任务要求.
[1] 请根据关于语音音频PCM帧的摘录回答下列问题,每题一行:
(a) 麦克风输入在发送给语音代理之前要重采样到什么采样率?
(b) 语音输入被编码成多少位的PCM,并按多少字节一帧发送?
(c) 在发送哪一种帧之前要先把待发送的音频清空?
[2] 请从最后一句之后接着续写这段关于语音音频PCM帧的摘录。

所给摘录.

--------

Send speech audio as normalized PCM frames

- Resample microphone input from the actual browser AudioContext sample rate to 16k before sending it to the speech proxy. - Encode speech input as 16-bit PCM and send it in small 1280-byte frames instead of relying on the browser to create a 16k audio context. - Flush pending audio before sending the standard Xunfei IAT end frame. - Extract PCM helpers and cover downsampling, PCM encoding, base64 conversion, and byte concatenation with unit tests. - Update report editor, testing, and progress documentation for the corrected speech audio pipeline.

--------

数据记录.
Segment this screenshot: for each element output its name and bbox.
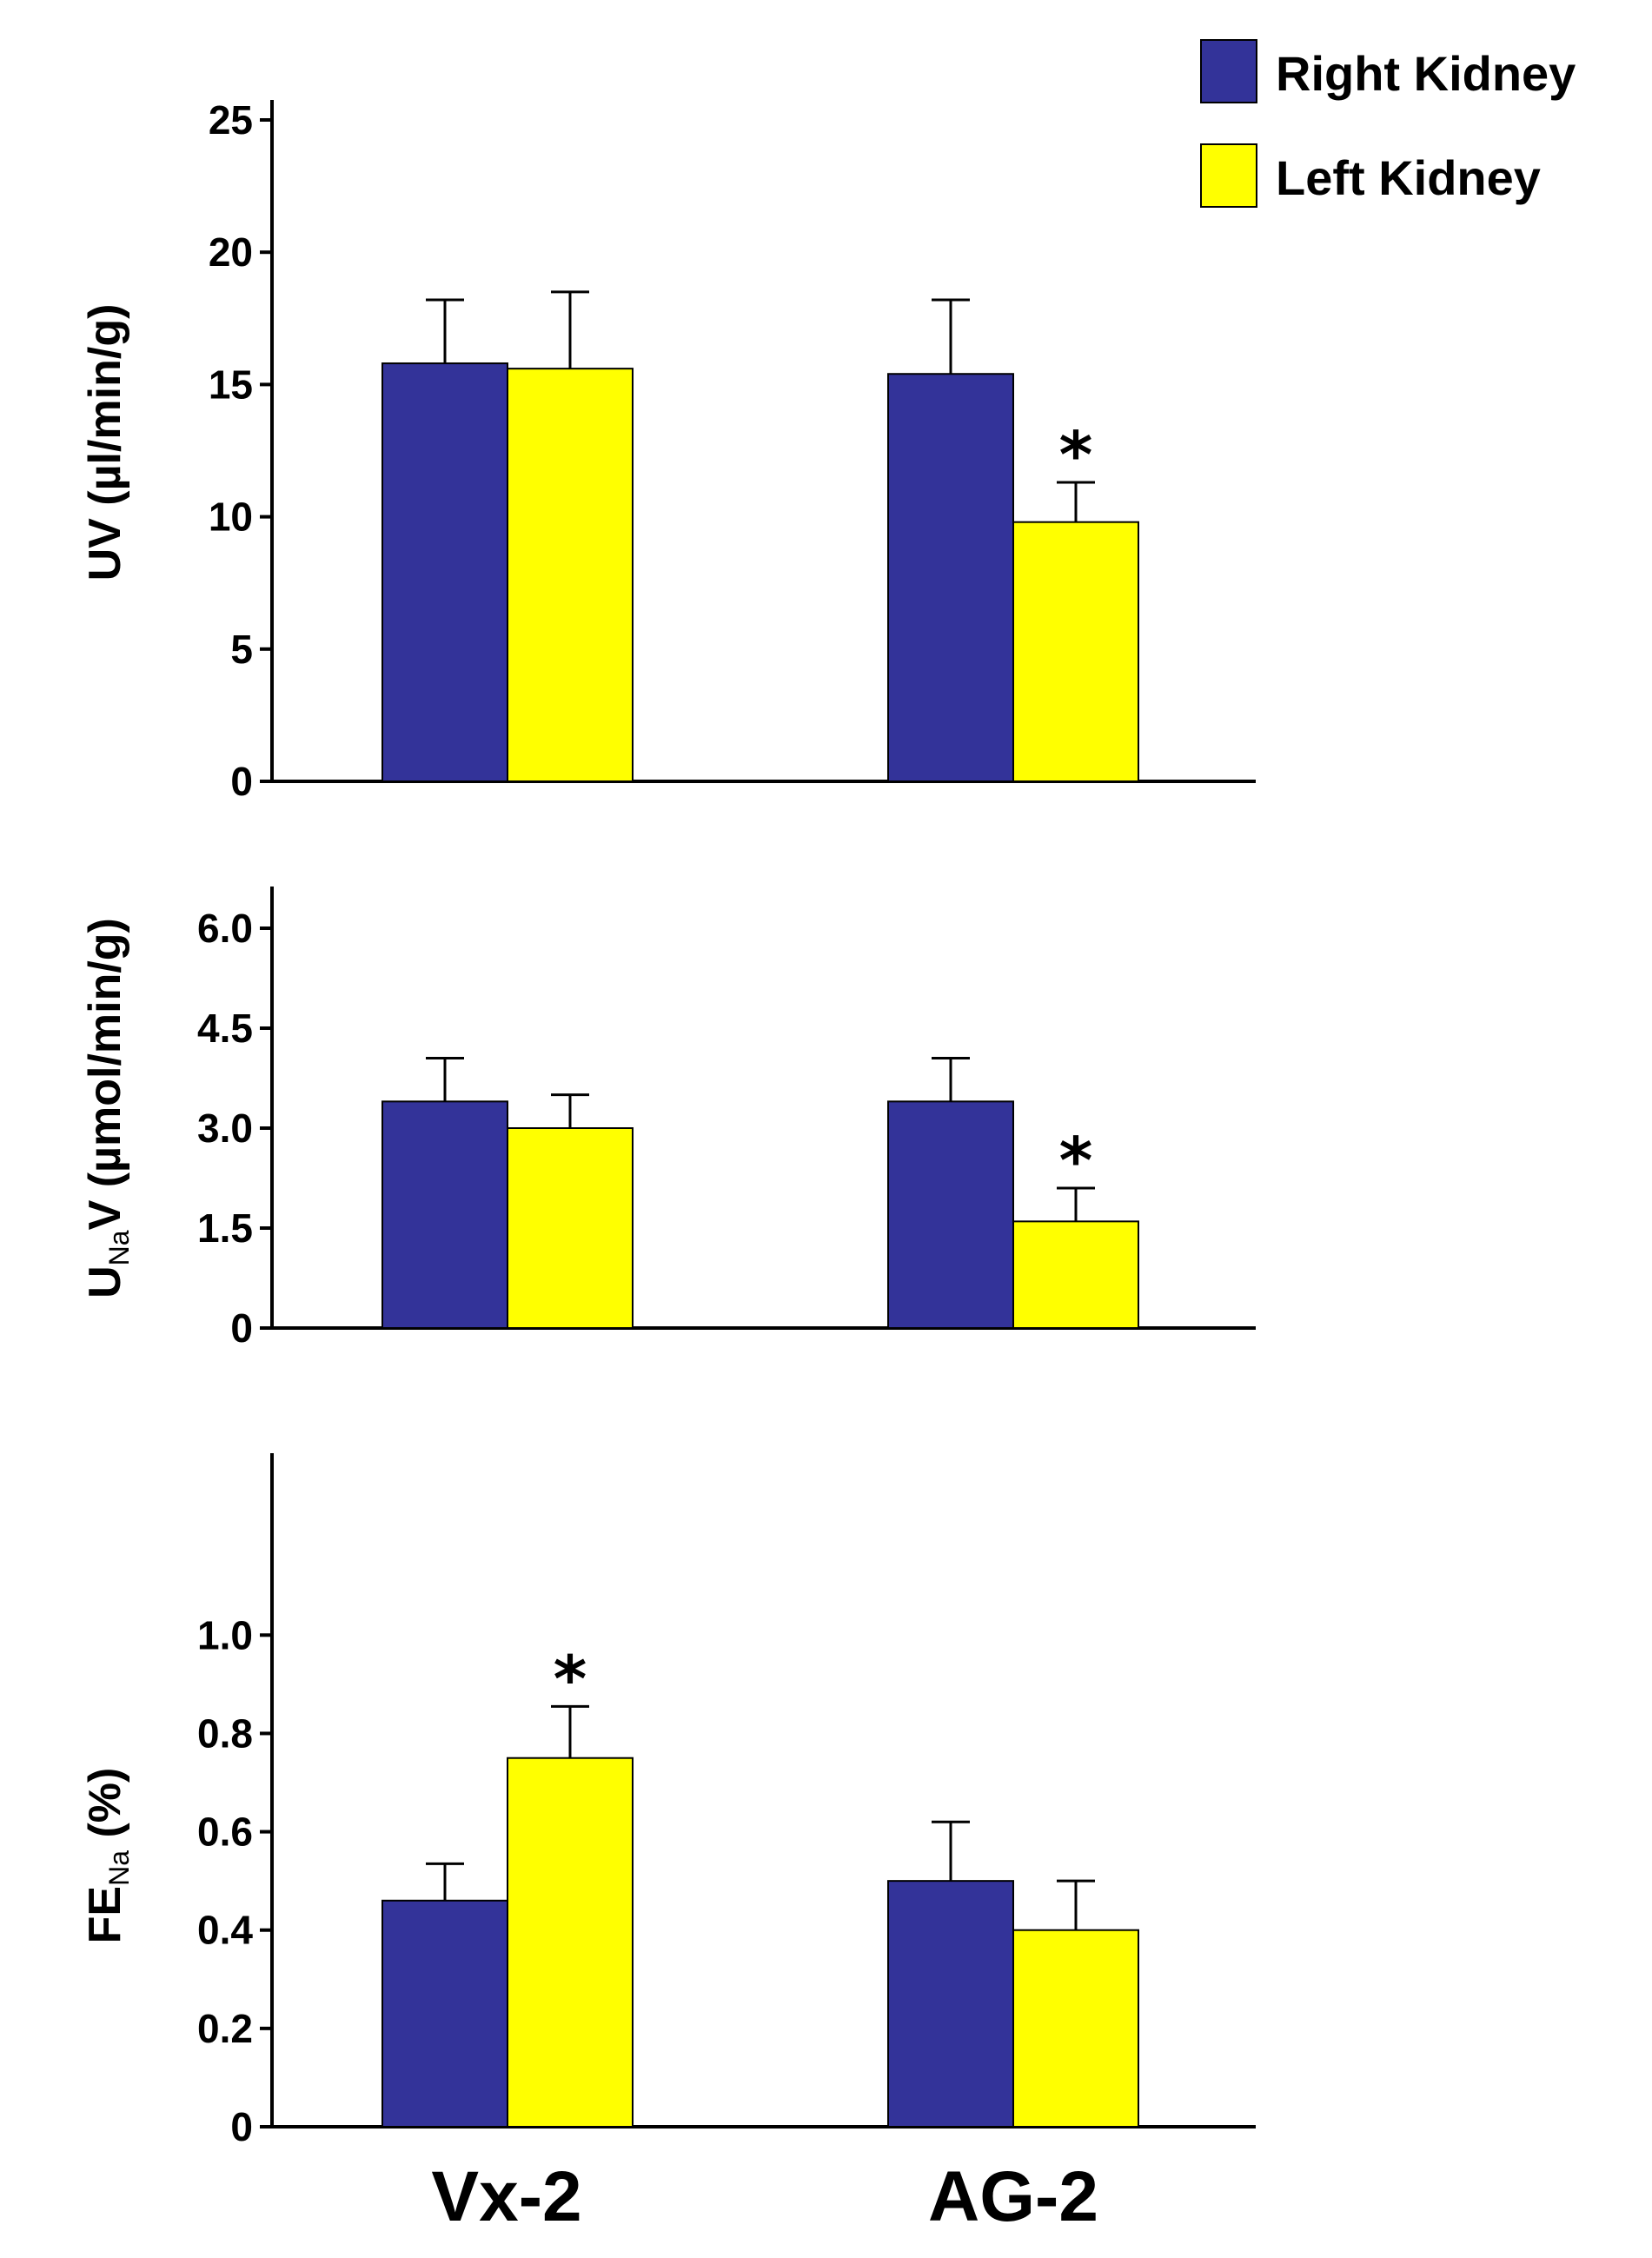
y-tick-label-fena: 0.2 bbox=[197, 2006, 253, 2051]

--------

练习答案.
[1]
(a) 16k。
(b) 16位PCM,每帧1280字节。
(c) 标准的讯飞IAT结束帧(Xunfei IAT end frame)。

[2]
2026-05-02 06:30:56 +08:00
parent 87ab7d4b9c
commit 13d8853532
6 changed files with 128 additions and 26 deletions
--- a/docs/modules/report-editor.md
+++ b/docs/modules/report-editor.md
@@ -86,7 +86,7 @@ AI 面板支持两种模式：
 讯飞听写通过后端 WebSocket 代理：

 - 前端连接 `/api/speech/iat`，不再生成讯飞鉴权 URL，也不读取 APPID/APIKey/APISecret。
- 浏览器采集麦克风音频，转换为 16k PCM 后发送音频帧。
+- 浏览器采集麦克风音频后按实际 `AudioContext.sampleRate` 重采样为 16k、16bit、单声道 PCM，并按小帧发送音频帧。
 - 启动前会检查浏览器是否支持 `navigator.mediaDevices.getUserMedia` 和 `AudioContext`；如果不是 `localhost` 或 HTTPS 等安全上下文，浏览器会禁止麦克风能力。Docker 演示环境可使用 `https://localhost:4443`，局域网普通 HTTP 只能通过 Chrome/Edge 演示启动参数临时标记为可信来源。
 - 后端读取 Settings API 中的 `xfSpeechConfig`，连接讯飞 IAT，上游首帧由后端补齐 `common.app_id` 和默认 `business` 参数。
 - 识别结果由后端转发回前端，并追加到 AI 输入框。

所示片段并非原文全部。